Stored data entries
>> BEGIN

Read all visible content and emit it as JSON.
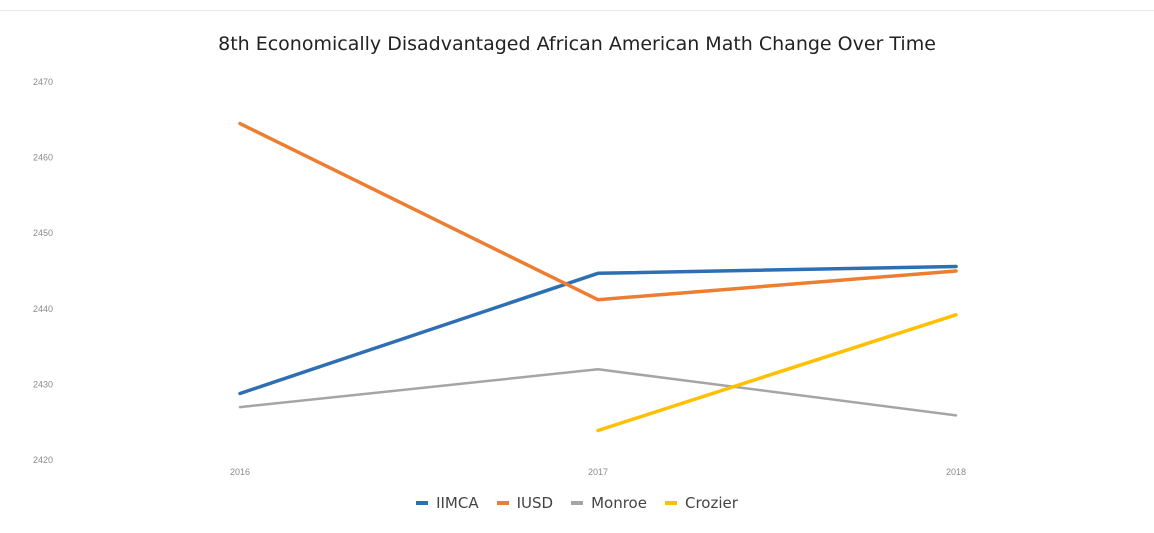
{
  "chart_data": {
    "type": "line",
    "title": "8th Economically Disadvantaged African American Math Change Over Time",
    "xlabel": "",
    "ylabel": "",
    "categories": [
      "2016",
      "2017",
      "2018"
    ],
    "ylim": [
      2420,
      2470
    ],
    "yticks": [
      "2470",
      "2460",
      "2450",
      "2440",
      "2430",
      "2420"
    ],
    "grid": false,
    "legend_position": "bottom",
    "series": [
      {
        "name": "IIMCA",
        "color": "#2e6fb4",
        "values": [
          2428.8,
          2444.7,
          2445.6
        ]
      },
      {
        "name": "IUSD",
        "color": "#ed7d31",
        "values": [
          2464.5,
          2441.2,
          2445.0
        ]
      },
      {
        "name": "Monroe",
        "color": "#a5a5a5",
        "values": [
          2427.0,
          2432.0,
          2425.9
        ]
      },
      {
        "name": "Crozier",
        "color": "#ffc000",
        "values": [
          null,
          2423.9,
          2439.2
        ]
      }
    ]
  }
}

>> END

- WHAT TO WORK ON -
Pictures excluded, quote all the data above exactly.

- THE RESULT -
Read all visible content and emit it as JSON.
{
  "chart_data": {
    "type": "line",
    "title": "8th Economically Disadvantaged African American Math Change Over Time",
    "xlabel": "",
    "ylabel": "",
    "categories": [
      "2016",
      "2017",
      "2018"
    ],
    "ylim": [
      2420,
      2470
    ],
    "yticks": [
      "2470",
      "2460",
      "2450",
      "2440",
      "2430",
      "2420"
    ],
    "grid": false,
    "legend_position": "bottom",
    "series": [
      {
        "name": "IIMCA",
        "color": "#2e6fb4",
        "values": [
          2428.8,
          2444.7,
          2445.6
        ]
      },
      {
        "name": "IUSD",
        "color": "#ed7d31",
        "values": [
          2464.5,
          2441.2,
          2445.0
        ]
      },
      {
        "name": "Monroe",
        "color": "#a5a5a5",
        "values": [
          2427.0,
          2432.0,
          2425.9
        ]
      },
      {
        "name": "Crozier",
        "color": "#ffc000",
        "values": [
          null,
          2423.9,
          2439.2
        ]
      }
    ]
  }
}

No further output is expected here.